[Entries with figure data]
◆ ◆ ◆ ◆

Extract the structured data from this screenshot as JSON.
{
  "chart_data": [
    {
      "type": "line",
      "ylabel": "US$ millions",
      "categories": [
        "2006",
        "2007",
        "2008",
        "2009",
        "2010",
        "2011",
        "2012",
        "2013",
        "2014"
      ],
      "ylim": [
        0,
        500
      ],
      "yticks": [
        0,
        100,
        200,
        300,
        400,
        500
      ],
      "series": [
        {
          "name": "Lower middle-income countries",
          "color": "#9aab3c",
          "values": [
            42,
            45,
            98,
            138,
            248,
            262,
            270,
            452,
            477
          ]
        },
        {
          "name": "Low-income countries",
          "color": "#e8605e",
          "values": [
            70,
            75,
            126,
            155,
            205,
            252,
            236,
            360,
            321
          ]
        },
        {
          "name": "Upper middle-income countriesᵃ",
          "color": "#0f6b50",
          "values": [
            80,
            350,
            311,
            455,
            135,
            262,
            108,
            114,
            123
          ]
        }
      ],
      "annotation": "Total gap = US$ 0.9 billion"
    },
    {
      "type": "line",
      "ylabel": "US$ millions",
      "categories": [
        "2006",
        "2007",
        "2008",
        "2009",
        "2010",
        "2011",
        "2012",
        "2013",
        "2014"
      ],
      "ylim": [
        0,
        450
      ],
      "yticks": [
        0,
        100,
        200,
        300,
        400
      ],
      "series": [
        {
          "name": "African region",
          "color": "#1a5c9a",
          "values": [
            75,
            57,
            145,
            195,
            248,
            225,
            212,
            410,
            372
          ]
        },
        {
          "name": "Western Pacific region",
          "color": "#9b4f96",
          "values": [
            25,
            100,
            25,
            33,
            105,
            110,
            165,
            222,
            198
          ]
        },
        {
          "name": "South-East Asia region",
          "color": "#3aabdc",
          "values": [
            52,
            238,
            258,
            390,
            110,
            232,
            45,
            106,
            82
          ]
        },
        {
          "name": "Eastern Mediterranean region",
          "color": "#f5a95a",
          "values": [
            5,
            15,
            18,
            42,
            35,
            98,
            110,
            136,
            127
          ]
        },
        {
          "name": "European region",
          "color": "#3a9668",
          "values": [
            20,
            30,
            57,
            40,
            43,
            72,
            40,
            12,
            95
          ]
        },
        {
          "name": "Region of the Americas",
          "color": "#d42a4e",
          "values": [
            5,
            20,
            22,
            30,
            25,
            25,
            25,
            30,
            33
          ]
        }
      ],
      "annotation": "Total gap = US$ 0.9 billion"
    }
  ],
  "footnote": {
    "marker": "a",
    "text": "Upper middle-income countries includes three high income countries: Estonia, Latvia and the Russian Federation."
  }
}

◆ ◆ ◆ ◆

• Work to complete:
Your task is to return the full listing exactly as it was given.

• Finished task:
Extract the structured data from this screenshot as JSON.
{
  "chart_data": [
    {
      "type": "line",
      "ylabel": "US$ millions",
      "categories": [
        "2006",
        "2007",
        "2008",
        "2009",
        "2010",
        "2011",
        "2012",
        "2013",
        "2014"
      ],
      "ylim": [
        0,
        500
      ],
      "yticks": [
        0,
        100,
        200,
        300,
        400,
        500
      ],
      "series": [
        {
          "name": "Lower middle-income countries",
          "color": "#9aab3c",
          "values": [
            42,
            45,
            98,
            138,
            248,
            262,
            270,
            452,
            477
          ]
        },
        {
          "name": "Low-income countries",
          "color": "#e8605e",
          "values": [
            70,
            75,
            126,
            155,
            205,
            252,
            236,
            360,
            321
          ]
        },
        {
          "name": "Upper middle-income countriesᵃ",
          "color": "#0f6b50",
          "values": [
            80,
            350,
            311,
            455,
            135,
            262,
            108,
            114,
            123
          ]
        }
      ],
      "annotation": "Total gap = US$ 0.9 billion"
    },
    {
      "type": "line",
      "ylabel": "US$ millions",
      "categories": [
        "2006",
        "2007",
        "2008",
        "2009",
        "2010",
        "2011",
        "2012",
        "2013",
        "2014"
      ],
      "ylim": [
        0,
        450
      ],
      "yticks": [
        0,
        100,
        200,
        300,
        400
      ],
      "series": [
        {
          "name": "African region",
          "color": "#1a5c9a",
          "values": [
            75,
            57,
            145,
            195,
            248,
            225,
            212,
            410,
            372
          ]
        },
        {
          "name": "Western Pacific region",
          "color": "#9b4f96",
          "values": [
            25,
            100,
            25,
            33,
            105,
            110,
            165,
            222,
            198
          ]
        },
        {
          "name": "South-East Asia region",
          "color": "#3aabdc",
          "values": [
            52,
            238,
            258,
            390,
            110,
            232,
            45,
            106,
            82
          ]
        },
        {
          "name": "Eastern Mediterranean region",
          "color": "#f5a95a",
          "values": [
            5,
            15,
            18,
            42,
            35,
            98,
            110,
            136,
            127
          ]
        },
        {
          "name": "European region",
          "color": "#3a9668",
          "values": [
            20,
            30,
            57,
            40,
            43,
            72,
            40,
            12,
            95
          ]
        },
        {
          "name": "Region of the Americas",
          "color": "#d42a4e",
          "values": [
            5,
            20,
            22,
            30,
            25,
            25,
            25,
            30,
            33
          ]
        }
      ],
      "annotation": "Total gap = US$ 0.9 billion"
    }
  ],
  "footnote": {
    "marker": "a",
    "text": "Upper middle-income countries includes three high income countries: Estonia, Latvia and the Russian Federation."
  }
}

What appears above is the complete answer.